▶ _Given instruction 1_: Select every line of the records below that contains the string "high", and copy each one.

Jan. 12, 2021 10:25 p.m.

America lost more than its dignity last week.

It lost its soul.

Thousands of rioters stormed the U.S. Capitol on Jan. 6, the day Congress was set to certify the results of the 2020 presidential election. In a rally speech shortly before the siege took place, President Donald Trump continued to spout debunked conspiracy theories about the so-called stolen election and the need for “strength” to stop the election results from being certified.

Law experts say his words may have incited the subsequent violence that killed five people.

The mob that descended on the nation’s Capitol had the intent to hurt, and hurt they did. They came with bombs, assault rifles and molotov cocktails. One threatened to shoot House Speaker Nancy Pelosi on live television. Rioters beat officers who were refused backup and hurled racial slurs at Black guards tasked with protecting a government building once occupied by white supremacists.

And it’s all because they didn’t agree with the results of a legitimate election.

Unity seems unlikely, if not impossible, at this point. We’re less than two weeks away from President-elect Joe Biden’s inauguration and plans for potentially violent protests are already in the works. An article of impeachment made its way to the House floor on Monday as Republican representatives rejected a resolution to formally call on the vice president to invoke the 25th Amendment.

California appears far removed from the tumultuous power struggle between Republicans and Democrats on the federal stage. After all, the state’s Democrats are in their 11th consecutive year of controlling the governorship, senate and assembly. But this is no excuse to let our guard down. Californians must remain alert because the politicians who enabled – and are still enabling – Trump’s dangerously divisive rhetoric will stay in office. His legacy will live on and his torch will be passed along to obsequious sycophants who ride on the coattails of the racism he has emboldened.

▶ _Material for the task_:
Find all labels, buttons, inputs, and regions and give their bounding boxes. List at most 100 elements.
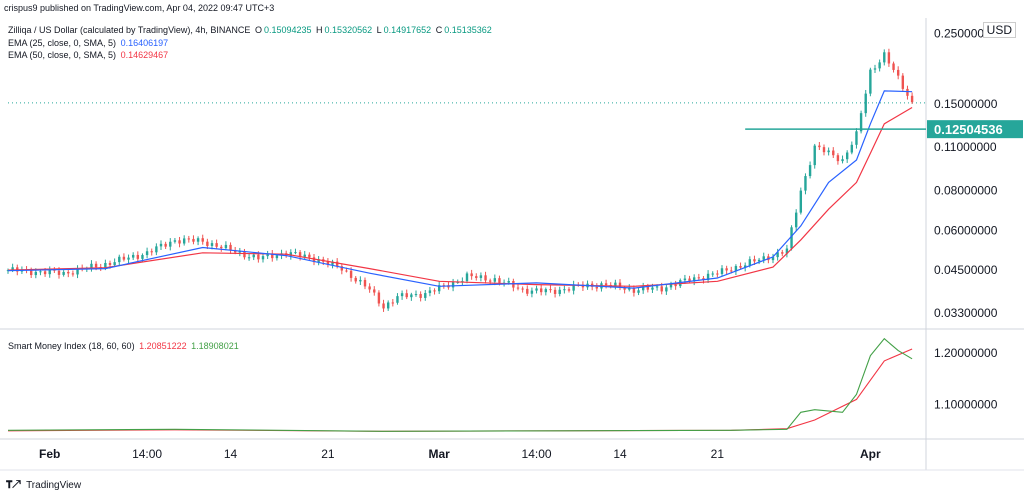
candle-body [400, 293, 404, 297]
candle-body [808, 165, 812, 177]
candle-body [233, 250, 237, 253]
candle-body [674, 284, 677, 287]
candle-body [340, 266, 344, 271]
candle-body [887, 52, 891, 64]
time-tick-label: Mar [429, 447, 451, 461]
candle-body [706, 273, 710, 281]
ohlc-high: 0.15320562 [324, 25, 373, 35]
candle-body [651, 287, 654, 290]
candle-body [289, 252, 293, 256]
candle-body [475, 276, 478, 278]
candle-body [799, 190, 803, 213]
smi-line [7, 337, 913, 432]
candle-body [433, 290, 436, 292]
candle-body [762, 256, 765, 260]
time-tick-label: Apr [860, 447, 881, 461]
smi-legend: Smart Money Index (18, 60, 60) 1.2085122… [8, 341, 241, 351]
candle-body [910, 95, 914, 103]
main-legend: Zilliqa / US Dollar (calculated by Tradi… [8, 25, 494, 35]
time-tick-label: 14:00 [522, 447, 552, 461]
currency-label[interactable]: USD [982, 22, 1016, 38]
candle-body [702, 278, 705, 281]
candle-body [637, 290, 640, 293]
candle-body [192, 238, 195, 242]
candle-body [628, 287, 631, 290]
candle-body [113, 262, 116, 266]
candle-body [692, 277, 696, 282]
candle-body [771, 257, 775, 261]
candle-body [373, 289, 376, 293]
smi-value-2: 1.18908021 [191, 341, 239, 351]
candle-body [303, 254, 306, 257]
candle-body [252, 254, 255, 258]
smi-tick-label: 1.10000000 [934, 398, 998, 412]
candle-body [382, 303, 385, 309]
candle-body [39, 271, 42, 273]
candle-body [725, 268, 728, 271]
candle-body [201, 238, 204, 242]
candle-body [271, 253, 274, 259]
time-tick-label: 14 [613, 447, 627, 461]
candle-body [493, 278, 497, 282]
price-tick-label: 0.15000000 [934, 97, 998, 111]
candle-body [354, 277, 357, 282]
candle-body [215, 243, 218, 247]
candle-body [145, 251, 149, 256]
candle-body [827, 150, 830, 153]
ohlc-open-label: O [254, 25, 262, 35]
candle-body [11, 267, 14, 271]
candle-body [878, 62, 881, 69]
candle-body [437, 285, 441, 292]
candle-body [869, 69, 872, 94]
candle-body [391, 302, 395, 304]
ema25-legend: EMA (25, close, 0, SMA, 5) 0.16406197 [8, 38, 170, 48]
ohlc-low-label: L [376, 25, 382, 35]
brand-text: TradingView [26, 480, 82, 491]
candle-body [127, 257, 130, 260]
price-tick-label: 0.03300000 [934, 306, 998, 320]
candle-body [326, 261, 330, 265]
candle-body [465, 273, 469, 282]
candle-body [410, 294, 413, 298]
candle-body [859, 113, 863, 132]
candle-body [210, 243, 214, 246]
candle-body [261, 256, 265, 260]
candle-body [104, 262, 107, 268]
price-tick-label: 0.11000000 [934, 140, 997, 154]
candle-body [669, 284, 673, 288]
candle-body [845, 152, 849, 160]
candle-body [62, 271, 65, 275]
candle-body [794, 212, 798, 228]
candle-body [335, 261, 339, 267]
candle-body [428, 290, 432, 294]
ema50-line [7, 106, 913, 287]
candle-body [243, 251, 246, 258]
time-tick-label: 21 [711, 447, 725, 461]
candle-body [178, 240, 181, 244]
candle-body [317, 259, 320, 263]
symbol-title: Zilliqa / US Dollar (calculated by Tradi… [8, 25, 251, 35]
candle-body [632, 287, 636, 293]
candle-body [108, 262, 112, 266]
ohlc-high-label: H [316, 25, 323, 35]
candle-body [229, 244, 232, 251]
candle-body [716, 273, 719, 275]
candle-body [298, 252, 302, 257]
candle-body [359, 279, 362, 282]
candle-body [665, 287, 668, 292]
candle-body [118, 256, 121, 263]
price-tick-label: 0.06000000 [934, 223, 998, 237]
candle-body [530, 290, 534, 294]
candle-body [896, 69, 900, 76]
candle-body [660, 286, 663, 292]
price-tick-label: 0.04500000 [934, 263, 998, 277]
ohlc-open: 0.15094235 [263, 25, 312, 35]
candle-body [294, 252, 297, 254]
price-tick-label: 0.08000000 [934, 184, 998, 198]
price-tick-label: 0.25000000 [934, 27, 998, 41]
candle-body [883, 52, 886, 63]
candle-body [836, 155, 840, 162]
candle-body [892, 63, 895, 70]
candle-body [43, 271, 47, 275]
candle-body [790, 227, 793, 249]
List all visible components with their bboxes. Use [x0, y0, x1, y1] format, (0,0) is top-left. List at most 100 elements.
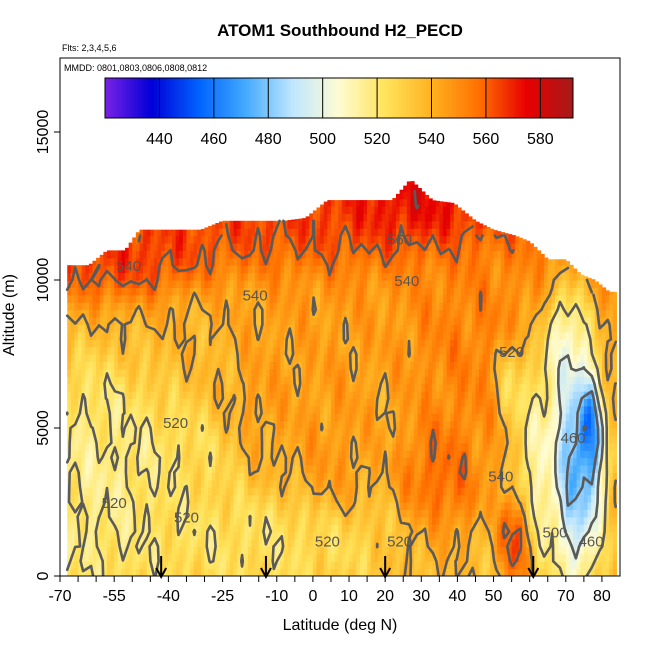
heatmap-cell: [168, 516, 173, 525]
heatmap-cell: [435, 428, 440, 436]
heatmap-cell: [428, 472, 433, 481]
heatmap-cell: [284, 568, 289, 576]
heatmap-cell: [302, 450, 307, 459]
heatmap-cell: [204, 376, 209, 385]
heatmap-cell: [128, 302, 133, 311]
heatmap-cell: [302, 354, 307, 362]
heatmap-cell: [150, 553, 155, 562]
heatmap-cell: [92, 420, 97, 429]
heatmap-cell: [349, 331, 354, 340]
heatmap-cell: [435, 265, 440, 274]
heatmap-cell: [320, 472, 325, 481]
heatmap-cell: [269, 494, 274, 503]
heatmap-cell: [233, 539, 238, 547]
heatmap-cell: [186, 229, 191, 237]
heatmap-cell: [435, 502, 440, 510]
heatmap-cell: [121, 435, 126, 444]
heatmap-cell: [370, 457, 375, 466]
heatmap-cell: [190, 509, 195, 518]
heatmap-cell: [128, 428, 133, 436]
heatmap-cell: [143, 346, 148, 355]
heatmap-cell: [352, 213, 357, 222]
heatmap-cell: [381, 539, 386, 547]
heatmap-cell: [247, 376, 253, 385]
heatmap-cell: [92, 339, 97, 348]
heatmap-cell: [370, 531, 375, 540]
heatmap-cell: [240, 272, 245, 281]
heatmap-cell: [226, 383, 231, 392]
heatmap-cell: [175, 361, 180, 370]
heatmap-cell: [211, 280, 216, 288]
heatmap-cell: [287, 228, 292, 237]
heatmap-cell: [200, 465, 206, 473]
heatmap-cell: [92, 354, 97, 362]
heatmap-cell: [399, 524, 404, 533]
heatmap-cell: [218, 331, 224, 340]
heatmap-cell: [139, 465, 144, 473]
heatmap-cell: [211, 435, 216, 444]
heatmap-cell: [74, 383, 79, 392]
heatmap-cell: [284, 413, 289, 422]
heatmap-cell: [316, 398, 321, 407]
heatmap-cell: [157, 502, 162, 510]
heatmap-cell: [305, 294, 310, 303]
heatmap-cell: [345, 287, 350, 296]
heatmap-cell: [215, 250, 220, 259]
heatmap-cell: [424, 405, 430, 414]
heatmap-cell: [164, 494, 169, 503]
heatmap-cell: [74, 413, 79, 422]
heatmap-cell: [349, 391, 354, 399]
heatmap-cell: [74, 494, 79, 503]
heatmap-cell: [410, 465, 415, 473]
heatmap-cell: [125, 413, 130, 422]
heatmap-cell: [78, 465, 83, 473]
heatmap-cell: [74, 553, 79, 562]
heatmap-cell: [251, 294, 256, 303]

▶ _Given instruction 2_: In the text on the Capitol riot, swap "mob" for "crowd", and write out the part that opens with "Law experts say" and closes with "a legitimate election.".

▶ _Expected output 1_:
ohlc-high: 0.15320562 [324, 25, 373, 35]
ohlc-high-label: H [316, 25, 323, 35]

▶ _Expected output 2_:
Law experts say his words may have incited the subsequent violence that killed five people.

The crowd that descended on the nation’s Capitol had the intent to hurt, and hurt they did. They came with bombs, assault rifles and molotov cocktails. One threatened to shoot House Speaker Nancy Pelosi on live television. Rioters beat officers who were refused backup and hurled racial slurs at Black guards tasked with protecting a government building once occupied by white supremacists.

And it’s all because they didn’t agree with the results of a legitimate election.